The task: Without the images, print all the entries below exactly as given.

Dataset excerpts
━━━━━━━━

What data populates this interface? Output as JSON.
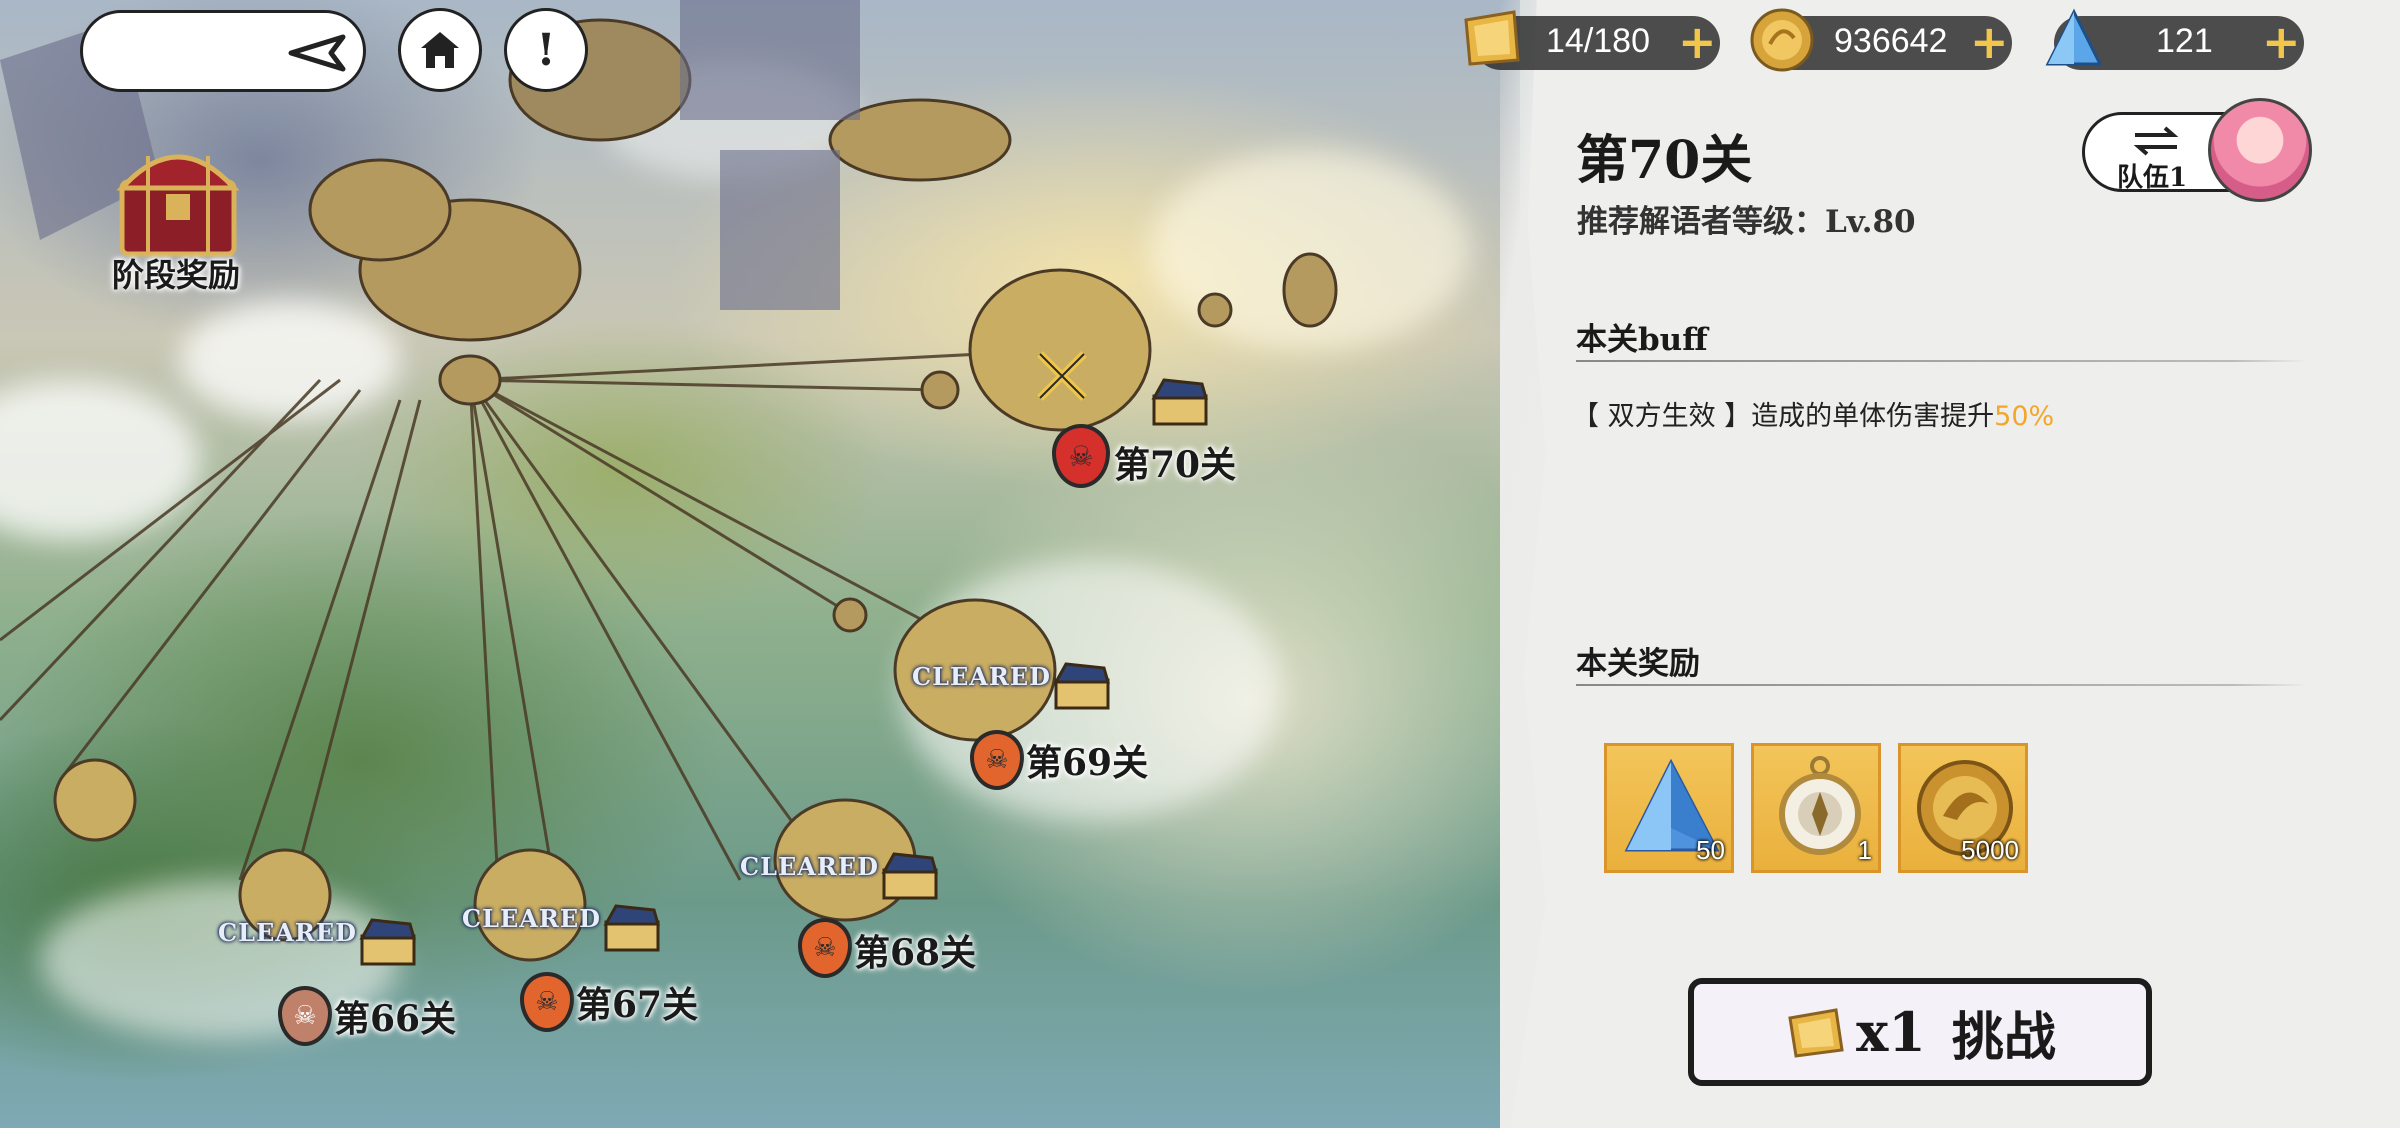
{
  "topbar": {
    "stamina": "14/180",
    "coins": "936642",
    "gems": "121"
  },
  "phase_reward_label": "阶段奖励",
  "stages": [
    {
      "label": "第66关",
      "cleared_text": "CLEARED"
    },
    {
      "label": "第67关",
      "cleared_text": "CLEARED"
    },
    {
      "label": "第68关",
      "cleared_text": "CLEARED"
    },
    {
      "label": "第69关",
      "cleared_text": "CLEARED"
    },
    {
      "label": "第70关",
      "cleared_text": ""
    }
  ],
  "panel": {
    "title": "第70关",
    "recommend": "推荐解语者等级：Lv.80",
    "team_label": "队伍1",
    "buff_heading": "本关buff",
    "buff_text_prefix": "【 双方生效 】造成的单体伤害提升",
    "buff_value": "50%",
    "reward_heading": "本关奖励",
    "rewards": [
      {
        "icon": "crystal-icon",
        "qty": "50"
      },
      {
        "icon": "compass-icon",
        "qty": "1"
      },
      {
        "icon": "gold-coin-icon",
        "qty": "5000"
      }
    ],
    "challenge_cost": "x1",
    "challenge_label": "挑战"
  },
  "colors": {
    "accent_gold": "#f1c64a",
    "buff_highlight": "#f3a72a",
    "skull_orange": "#e2652e",
    "skull_red": "#d5302c"
  }
}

━━━━━━━━

The reply:
What data populates this interface? Output as JSON.
{
  "topbar": {
    "stamina": "14/180",
    "coins": "936642",
    "gems": "121"
  },
  "phase_reward_label": "阶段奖励",
  "stages": [
    {
      "label": "第66关",
      "cleared_text": "CLEARED"
    },
    {
      "label": "第67关",
      "cleared_text": "CLEARED"
    },
    {
      "label": "第68关",
      "cleared_text": "CLEARED"
    },
    {
      "label": "第69关",
      "cleared_text": "CLEARED"
    },
    {
      "label": "第70关",
      "cleared_text": ""
    }
  ],
  "panel": {
    "title": "第70关",
    "recommend": "推荐解语者等级：Lv.80",
    "team_label": "队伍1",
    "buff_heading": "本关buff",
    "buff_text_prefix": "【 双方生效 】造成的单体伤害提升",
    "buff_value": "50%",
    "reward_heading": "本关奖励",
    "rewards": [
      {
        "icon": "crystal-icon",
        "qty": "50"
      },
      {
        "icon": "compass-icon",
        "qty": "1"
      },
      {
        "icon": "gold-coin-icon",
        "qty": "5000"
      }
    ],
    "challenge_cost": "x1",
    "challenge_label": "挑战"
  },
  "colors": {
    "accent_gold": "#f1c64a",
    "buff_highlight": "#f3a72a",
    "skull_orange": "#e2652e",
    "skull_red": "#d5302c"
  }
}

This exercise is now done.